§ **Task**
What follows is a set of entries. Give them again exactly, without the pictures.

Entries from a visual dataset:
>>>
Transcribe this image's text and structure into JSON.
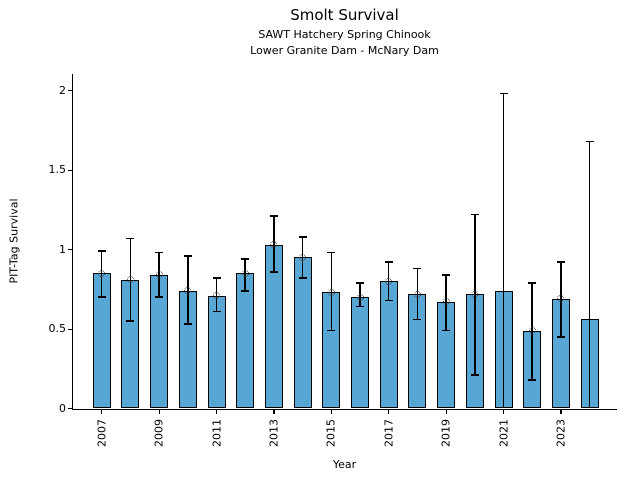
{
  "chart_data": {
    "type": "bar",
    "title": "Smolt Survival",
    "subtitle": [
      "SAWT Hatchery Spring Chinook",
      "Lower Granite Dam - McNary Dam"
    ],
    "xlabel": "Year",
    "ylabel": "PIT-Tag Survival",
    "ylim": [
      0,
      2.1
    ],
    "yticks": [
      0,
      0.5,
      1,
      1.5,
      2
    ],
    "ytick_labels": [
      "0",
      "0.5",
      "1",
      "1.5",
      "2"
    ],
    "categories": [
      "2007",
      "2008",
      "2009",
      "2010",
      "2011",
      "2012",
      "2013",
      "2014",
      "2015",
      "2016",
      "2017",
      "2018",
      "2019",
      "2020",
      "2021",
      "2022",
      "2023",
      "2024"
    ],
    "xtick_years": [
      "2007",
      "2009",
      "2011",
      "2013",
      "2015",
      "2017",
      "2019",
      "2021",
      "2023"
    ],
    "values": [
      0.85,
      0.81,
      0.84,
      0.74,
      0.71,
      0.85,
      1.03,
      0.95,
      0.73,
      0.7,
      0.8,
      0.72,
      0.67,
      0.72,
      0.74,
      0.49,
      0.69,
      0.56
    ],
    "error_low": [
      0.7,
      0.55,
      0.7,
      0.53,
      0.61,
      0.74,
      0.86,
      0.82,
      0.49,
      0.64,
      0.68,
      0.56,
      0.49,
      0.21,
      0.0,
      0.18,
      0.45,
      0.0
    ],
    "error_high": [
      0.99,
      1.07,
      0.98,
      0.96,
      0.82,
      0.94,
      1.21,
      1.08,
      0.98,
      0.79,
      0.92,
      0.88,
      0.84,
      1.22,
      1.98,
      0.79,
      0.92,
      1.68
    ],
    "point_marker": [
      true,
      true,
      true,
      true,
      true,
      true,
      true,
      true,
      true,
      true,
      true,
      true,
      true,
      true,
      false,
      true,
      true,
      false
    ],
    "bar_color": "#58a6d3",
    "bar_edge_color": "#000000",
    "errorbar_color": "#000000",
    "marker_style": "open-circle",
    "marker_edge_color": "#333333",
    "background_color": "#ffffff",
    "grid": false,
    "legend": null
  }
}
<<<
§ **Completed task**
Transcribe this image's text and structure into JSON.
{
  "chart_data": {
    "type": "bar",
    "title": "Smolt Survival",
    "subtitle": [
      "SAWT Hatchery Spring Chinook",
      "Lower Granite Dam - McNary Dam"
    ],
    "xlabel": "Year",
    "ylabel": "PIT-Tag Survival",
    "ylim": [
      0,
      2.1
    ],
    "yticks": [
      0,
      0.5,
      1,
      1.5,
      2
    ],
    "ytick_labels": [
      "0",
      "0.5",
      "1",
      "1.5",
      "2"
    ],
    "categories": [
      "2007",
      "2008",
      "2009",
      "2010",
      "2011",
      "2012",
      "2013",
      "2014",
      "2015",
      "2016",
      "2017",
      "2018",
      "2019",
      "2020",
      "2021",
      "2022",
      "2023",
      "2024"
    ],
    "xtick_years": [
      "2007",
      "2009",
      "2011",
      "2013",
      "2015",
      "2017",
      "2019",
      "2021",
      "2023"
    ],
    "values": [
      0.85,
      0.81,
      0.84,
      0.74,
      0.71,
      0.85,
      1.03,
      0.95,
      0.73,
      0.7,
      0.8,
      0.72,
      0.67,
      0.72,
      0.74,
      0.49,
      0.69,
      0.56
    ],
    "error_low": [
      0.7,
      0.55,
      0.7,
      0.53,
      0.61,
      0.74,
      0.86,
      0.82,
      0.49,
      0.64,
      0.68,
      0.56,
      0.49,
      0.21,
      0.0,
      0.18,
      0.45,
      0.0
    ],
    "error_high": [
      0.99,
      1.07,
      0.98,
      0.96,
      0.82,
      0.94,
      1.21,
      1.08,
      0.98,
      0.79,
      0.92,
      0.88,
      0.84,
      1.22,
      1.98,
      0.79,
      0.92,
      1.68
    ],
    "point_marker": [
      true,
      true,
      true,
      true,
      true,
      true,
      true,
      true,
      true,
      true,
      true,
      true,
      true,
      true,
      false,
      true,
      true,
      false
    ],
    "bar_color": "#58a6d3",
    "bar_edge_color": "#000000",
    "errorbar_color": "#000000",
    "marker_style": "open-circle",
    "marker_edge_color": "#333333",
    "background_color": "#ffffff",
    "grid": false,
    "legend": null
  }
}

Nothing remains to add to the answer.